■ **Objective**: Lines holding the string "चबकम" are the ones to copy from this listing.

— BEGIN Provided entries —

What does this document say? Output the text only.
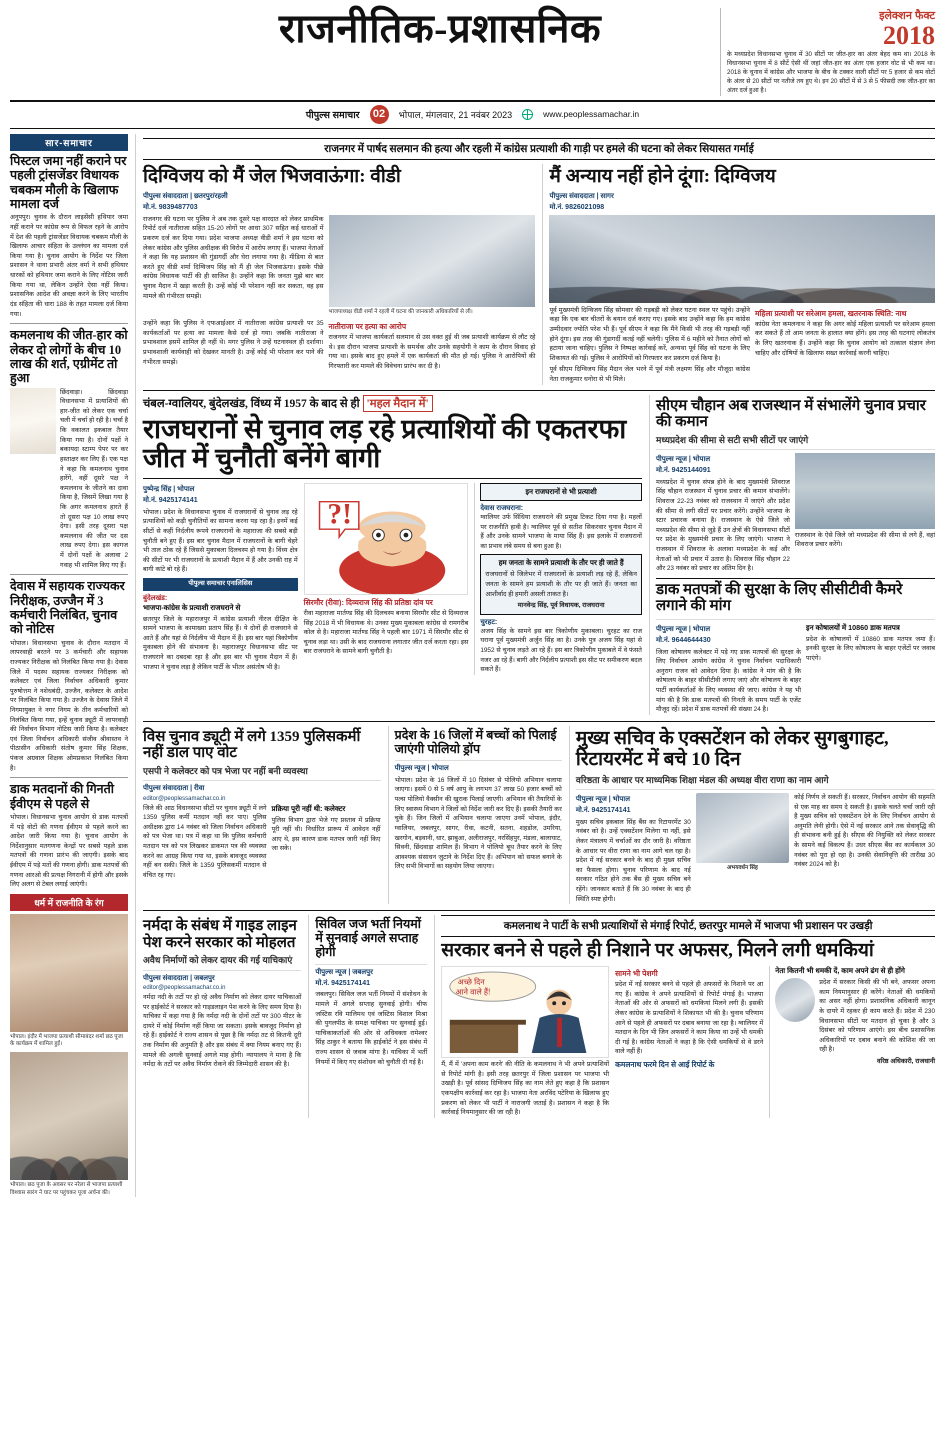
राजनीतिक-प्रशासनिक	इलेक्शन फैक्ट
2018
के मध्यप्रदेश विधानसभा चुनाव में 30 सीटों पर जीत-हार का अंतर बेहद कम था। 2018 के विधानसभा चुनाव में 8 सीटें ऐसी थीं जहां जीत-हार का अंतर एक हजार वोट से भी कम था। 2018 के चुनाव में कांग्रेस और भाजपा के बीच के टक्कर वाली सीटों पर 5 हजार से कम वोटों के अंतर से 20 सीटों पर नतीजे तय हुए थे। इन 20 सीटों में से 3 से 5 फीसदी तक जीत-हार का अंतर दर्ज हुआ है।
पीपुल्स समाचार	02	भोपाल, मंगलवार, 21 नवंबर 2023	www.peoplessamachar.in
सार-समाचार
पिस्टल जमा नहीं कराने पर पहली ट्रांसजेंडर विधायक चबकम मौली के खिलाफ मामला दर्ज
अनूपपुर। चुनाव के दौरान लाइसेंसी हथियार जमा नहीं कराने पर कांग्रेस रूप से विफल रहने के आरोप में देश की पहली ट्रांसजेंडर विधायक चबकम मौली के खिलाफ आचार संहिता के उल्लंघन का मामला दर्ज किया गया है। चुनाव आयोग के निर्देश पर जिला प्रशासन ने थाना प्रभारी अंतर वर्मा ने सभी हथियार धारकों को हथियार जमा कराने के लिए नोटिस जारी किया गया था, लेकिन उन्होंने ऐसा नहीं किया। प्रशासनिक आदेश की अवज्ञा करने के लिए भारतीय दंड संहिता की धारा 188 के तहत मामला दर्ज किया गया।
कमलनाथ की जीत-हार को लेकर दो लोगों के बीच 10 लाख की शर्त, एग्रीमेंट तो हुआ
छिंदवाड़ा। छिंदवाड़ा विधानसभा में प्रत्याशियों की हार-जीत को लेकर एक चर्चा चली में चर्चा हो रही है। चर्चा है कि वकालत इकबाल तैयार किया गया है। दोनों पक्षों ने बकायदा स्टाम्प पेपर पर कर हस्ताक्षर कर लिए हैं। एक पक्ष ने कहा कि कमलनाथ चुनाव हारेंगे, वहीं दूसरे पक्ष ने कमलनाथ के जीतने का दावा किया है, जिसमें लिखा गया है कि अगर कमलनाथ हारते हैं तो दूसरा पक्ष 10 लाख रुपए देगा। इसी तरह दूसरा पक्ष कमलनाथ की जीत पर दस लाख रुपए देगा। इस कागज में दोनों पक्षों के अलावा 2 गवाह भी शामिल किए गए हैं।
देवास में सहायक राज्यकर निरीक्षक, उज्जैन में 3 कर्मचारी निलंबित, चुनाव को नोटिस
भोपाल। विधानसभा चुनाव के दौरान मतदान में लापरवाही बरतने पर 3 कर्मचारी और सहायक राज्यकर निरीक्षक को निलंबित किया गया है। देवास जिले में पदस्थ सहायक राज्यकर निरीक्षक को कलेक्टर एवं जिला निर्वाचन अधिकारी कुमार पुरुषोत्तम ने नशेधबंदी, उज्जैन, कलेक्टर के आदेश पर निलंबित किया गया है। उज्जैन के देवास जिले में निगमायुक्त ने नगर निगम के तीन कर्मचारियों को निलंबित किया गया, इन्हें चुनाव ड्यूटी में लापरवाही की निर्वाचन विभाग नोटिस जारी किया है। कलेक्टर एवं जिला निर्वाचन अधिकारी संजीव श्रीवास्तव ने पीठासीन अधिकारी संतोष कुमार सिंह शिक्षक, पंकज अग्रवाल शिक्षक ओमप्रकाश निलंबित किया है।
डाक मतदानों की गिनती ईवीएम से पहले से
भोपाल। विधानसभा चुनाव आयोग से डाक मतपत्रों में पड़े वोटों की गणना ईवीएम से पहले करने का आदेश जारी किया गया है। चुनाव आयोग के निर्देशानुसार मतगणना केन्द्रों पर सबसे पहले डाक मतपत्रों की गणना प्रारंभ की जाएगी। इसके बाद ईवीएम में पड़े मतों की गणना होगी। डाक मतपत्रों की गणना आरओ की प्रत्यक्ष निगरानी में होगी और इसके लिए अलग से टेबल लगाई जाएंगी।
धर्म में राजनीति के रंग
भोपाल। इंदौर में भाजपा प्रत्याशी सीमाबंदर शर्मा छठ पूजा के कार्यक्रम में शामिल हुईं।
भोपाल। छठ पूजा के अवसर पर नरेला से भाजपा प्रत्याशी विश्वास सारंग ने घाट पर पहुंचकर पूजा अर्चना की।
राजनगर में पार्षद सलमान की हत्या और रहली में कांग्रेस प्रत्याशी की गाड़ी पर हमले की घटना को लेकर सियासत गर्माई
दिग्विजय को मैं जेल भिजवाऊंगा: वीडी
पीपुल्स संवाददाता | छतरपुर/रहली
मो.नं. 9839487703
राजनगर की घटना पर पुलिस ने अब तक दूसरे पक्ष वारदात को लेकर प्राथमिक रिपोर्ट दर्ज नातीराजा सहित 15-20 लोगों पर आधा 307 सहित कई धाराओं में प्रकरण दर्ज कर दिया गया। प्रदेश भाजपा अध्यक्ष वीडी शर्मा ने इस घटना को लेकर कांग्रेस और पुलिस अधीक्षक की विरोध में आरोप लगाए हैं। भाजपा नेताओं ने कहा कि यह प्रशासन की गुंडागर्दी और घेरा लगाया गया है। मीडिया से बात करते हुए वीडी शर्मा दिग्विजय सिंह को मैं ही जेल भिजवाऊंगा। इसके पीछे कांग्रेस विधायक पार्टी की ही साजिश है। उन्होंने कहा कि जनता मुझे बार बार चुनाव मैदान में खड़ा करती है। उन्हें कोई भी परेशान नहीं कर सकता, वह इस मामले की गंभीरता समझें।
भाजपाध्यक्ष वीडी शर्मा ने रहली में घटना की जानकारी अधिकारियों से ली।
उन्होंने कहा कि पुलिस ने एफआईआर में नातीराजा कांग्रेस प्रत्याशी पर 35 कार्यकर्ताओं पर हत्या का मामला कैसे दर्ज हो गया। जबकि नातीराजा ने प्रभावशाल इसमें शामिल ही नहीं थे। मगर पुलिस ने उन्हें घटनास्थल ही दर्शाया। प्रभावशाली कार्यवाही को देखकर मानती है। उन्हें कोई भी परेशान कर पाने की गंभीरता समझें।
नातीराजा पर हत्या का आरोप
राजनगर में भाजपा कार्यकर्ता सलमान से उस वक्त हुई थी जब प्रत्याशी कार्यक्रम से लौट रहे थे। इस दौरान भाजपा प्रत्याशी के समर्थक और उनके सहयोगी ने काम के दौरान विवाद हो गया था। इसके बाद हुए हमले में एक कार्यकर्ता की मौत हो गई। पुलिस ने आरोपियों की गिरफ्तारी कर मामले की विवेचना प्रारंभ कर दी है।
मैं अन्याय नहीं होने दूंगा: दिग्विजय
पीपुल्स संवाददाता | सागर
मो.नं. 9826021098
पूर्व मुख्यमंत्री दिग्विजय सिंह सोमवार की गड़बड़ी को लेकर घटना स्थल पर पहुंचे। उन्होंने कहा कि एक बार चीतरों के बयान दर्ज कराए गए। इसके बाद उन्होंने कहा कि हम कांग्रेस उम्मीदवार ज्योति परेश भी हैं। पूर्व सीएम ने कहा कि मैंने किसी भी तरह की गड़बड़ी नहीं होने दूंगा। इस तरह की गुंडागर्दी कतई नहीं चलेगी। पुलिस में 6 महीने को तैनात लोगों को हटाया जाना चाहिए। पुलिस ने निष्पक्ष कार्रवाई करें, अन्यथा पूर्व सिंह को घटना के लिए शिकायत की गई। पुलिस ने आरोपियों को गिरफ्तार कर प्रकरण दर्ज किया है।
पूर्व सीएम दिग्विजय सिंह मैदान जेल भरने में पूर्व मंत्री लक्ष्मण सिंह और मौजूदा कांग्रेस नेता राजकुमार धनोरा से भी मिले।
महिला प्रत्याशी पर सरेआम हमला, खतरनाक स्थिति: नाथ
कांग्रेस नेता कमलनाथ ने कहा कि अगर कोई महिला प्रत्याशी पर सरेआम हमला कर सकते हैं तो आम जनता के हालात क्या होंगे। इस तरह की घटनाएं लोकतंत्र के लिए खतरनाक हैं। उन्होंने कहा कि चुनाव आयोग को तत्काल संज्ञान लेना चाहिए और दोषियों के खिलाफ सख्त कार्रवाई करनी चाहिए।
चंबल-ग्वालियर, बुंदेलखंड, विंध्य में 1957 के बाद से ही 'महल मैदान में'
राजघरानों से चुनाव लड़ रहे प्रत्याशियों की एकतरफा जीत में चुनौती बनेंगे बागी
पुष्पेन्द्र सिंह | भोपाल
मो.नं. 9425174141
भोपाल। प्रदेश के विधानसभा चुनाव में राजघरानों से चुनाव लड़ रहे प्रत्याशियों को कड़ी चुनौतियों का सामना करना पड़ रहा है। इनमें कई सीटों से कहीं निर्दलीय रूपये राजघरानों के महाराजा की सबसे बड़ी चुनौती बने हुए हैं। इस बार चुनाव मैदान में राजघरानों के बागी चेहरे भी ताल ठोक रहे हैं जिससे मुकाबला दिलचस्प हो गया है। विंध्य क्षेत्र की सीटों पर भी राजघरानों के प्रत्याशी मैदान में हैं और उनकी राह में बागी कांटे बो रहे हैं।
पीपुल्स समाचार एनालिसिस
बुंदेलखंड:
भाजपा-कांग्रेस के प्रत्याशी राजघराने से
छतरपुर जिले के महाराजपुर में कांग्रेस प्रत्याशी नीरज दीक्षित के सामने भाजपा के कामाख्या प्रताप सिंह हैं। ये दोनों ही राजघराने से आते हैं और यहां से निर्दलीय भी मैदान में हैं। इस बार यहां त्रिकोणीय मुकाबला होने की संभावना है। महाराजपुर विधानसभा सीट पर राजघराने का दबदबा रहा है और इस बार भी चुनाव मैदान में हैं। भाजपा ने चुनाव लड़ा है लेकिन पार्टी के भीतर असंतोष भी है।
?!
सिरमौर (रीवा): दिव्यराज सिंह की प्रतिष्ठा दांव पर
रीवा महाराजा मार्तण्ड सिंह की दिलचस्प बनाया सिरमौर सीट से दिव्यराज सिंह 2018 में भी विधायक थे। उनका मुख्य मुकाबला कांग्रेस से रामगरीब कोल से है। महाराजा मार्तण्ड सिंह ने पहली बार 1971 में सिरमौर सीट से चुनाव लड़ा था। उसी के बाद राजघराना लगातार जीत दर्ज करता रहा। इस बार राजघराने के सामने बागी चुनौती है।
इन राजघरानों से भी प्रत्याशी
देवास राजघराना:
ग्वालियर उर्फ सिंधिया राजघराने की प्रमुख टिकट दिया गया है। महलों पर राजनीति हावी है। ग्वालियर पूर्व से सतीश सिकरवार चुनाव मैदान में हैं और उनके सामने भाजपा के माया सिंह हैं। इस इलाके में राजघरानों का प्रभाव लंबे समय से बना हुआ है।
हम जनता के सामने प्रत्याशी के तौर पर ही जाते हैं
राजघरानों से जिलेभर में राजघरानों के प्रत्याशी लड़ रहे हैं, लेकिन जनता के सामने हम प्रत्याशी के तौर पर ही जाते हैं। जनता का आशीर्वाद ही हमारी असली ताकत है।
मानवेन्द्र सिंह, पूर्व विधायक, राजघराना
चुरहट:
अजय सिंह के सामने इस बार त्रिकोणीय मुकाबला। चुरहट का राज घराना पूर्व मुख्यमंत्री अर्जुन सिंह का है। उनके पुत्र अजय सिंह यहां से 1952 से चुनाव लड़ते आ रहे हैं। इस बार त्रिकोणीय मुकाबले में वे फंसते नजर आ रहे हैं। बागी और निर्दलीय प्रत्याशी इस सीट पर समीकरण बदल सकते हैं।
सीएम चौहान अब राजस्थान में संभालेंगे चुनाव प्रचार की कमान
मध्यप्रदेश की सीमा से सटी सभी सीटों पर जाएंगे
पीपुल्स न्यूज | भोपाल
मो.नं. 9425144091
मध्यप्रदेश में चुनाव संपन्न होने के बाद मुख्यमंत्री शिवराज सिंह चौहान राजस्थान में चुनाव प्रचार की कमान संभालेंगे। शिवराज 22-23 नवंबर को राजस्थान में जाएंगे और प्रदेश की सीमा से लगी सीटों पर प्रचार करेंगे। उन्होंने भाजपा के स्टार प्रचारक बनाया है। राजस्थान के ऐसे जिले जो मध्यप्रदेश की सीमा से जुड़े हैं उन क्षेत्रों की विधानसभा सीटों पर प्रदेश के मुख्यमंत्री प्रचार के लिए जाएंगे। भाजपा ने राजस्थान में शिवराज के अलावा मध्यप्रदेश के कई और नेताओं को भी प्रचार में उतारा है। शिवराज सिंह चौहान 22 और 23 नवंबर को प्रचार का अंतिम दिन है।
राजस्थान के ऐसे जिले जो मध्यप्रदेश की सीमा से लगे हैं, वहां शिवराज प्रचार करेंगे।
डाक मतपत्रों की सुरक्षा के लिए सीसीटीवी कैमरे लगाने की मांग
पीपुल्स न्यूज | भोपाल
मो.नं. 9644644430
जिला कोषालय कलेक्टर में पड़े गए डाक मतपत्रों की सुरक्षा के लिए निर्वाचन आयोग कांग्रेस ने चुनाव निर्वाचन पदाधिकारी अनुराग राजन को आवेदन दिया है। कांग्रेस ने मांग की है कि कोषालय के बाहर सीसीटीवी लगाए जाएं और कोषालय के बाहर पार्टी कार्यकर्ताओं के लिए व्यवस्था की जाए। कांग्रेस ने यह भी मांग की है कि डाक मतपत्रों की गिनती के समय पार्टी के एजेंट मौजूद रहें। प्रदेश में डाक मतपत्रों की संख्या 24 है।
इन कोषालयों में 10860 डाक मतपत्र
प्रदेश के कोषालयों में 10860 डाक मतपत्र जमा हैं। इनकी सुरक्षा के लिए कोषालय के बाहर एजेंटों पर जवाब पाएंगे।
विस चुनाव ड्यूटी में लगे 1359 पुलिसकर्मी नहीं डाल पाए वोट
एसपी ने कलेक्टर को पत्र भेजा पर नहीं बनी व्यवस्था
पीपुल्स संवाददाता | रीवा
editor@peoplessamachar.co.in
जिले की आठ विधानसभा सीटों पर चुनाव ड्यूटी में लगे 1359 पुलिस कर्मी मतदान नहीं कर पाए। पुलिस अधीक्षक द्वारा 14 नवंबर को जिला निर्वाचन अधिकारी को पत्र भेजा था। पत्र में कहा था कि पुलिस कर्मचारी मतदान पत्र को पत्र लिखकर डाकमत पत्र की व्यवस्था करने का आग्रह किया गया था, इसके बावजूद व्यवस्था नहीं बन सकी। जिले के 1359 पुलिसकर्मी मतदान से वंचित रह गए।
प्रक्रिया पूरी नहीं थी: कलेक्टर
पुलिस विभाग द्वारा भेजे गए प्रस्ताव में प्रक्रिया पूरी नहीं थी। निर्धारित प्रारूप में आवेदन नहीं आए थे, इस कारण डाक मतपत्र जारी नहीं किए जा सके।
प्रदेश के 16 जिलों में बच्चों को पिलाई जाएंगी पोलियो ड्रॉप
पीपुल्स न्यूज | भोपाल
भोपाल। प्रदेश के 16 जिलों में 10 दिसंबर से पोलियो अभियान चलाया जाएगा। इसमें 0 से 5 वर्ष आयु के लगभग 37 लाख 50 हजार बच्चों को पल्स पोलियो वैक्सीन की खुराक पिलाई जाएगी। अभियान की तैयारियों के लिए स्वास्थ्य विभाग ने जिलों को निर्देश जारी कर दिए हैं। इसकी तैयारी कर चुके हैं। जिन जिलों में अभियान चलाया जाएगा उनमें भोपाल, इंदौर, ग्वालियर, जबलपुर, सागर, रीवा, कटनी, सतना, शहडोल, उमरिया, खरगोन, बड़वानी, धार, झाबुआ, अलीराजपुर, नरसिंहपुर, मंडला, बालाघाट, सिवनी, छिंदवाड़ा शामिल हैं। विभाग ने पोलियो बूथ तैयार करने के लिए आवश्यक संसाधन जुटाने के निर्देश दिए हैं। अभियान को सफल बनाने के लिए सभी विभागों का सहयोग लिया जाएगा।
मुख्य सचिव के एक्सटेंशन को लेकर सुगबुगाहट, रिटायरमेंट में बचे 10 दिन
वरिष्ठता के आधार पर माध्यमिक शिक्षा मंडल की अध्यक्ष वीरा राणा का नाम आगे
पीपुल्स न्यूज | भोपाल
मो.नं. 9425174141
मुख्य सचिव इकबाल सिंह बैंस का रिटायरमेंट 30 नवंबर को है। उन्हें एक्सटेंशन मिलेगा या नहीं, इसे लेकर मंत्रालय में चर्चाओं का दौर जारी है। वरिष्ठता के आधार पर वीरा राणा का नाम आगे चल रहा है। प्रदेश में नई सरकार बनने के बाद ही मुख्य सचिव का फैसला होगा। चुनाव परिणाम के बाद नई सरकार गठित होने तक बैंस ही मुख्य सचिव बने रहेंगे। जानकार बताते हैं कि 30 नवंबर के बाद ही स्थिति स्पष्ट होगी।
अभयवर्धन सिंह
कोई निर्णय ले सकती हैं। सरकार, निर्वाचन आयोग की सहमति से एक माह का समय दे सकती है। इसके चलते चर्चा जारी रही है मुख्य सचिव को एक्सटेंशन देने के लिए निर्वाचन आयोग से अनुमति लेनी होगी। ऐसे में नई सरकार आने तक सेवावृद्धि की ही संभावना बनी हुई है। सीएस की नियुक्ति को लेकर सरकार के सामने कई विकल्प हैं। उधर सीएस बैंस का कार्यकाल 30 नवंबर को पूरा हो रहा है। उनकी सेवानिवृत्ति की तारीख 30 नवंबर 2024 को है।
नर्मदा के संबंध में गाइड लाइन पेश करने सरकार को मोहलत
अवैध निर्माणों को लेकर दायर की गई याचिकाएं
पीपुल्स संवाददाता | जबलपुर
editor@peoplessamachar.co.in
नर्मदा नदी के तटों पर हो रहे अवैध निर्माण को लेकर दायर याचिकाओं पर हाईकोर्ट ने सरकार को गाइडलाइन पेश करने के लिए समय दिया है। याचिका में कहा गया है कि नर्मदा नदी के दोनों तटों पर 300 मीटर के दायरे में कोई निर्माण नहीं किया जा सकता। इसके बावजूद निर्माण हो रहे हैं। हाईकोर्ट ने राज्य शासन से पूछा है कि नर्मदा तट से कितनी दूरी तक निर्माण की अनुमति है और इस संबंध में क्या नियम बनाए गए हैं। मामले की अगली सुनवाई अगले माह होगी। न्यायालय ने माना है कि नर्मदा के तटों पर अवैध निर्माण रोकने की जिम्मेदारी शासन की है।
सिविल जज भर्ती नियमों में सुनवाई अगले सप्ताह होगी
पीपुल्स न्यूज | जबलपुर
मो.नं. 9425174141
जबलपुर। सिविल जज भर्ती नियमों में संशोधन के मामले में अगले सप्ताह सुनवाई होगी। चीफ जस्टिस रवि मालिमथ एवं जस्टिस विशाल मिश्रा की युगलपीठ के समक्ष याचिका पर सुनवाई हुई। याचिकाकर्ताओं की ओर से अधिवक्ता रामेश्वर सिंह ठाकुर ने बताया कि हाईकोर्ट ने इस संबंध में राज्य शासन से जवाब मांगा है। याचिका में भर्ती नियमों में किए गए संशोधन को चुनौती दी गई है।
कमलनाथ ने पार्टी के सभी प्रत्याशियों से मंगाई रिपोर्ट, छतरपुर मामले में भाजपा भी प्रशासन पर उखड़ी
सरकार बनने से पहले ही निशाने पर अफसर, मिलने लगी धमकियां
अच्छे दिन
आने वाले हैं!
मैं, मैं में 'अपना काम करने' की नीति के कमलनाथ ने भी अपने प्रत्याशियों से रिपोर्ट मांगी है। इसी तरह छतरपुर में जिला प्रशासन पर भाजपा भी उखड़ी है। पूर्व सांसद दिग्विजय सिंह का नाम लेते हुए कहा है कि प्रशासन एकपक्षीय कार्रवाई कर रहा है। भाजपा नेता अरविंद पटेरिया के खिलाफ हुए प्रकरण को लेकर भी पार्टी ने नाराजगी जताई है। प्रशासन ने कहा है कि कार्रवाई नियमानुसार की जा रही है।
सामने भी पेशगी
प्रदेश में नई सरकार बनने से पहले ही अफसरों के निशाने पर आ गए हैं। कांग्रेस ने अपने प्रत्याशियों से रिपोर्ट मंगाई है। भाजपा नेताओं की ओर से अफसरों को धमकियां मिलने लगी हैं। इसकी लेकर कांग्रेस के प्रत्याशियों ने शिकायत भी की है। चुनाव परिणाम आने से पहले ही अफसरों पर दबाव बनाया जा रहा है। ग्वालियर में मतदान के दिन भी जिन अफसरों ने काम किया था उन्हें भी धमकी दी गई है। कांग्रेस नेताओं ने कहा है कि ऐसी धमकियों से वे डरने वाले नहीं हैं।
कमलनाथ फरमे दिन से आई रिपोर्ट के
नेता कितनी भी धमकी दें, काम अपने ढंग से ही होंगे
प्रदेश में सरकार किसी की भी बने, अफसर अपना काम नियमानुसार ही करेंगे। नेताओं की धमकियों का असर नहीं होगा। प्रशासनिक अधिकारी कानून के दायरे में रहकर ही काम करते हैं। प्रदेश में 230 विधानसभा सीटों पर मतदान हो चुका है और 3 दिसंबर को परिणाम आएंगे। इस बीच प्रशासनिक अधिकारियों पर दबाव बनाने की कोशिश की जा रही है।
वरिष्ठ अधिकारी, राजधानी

— END Provided entries —

■ **Solution for this exercise**:
पिस्टल जमा नहीं कराने पर पहली ट्रांसजेंडर विधायक चबकम मौली के खिलाफ मामला दर्ज
अनूपपुर। चुनाव के दौरान लाइसेंसी हथियार जमा नहीं कराने पर कांग्रेस रूप से विफल रहने के आरोप में देश की पहली ट्रांसजेंडर विधायक चबकम मौली के खिलाफ आचार संहिता के उल्लंघन का मामला दर्ज किया गया है। चुनाव आयोग के निर्देश पर जिला प्रशासन ने थाना प्रभारी अंतर वर्मा ने सभी हथियार धारकों को हथियार जमा कराने के लिए नोटिस जारी किया गया था, लेकिन उन्होंने ऐसा नहीं किया। प्रशासनिक आदेश की अवज्ञा करने के लिए भारतीय दंड संहिता की धारा 188 के तहत मामला दर्ज किया गया।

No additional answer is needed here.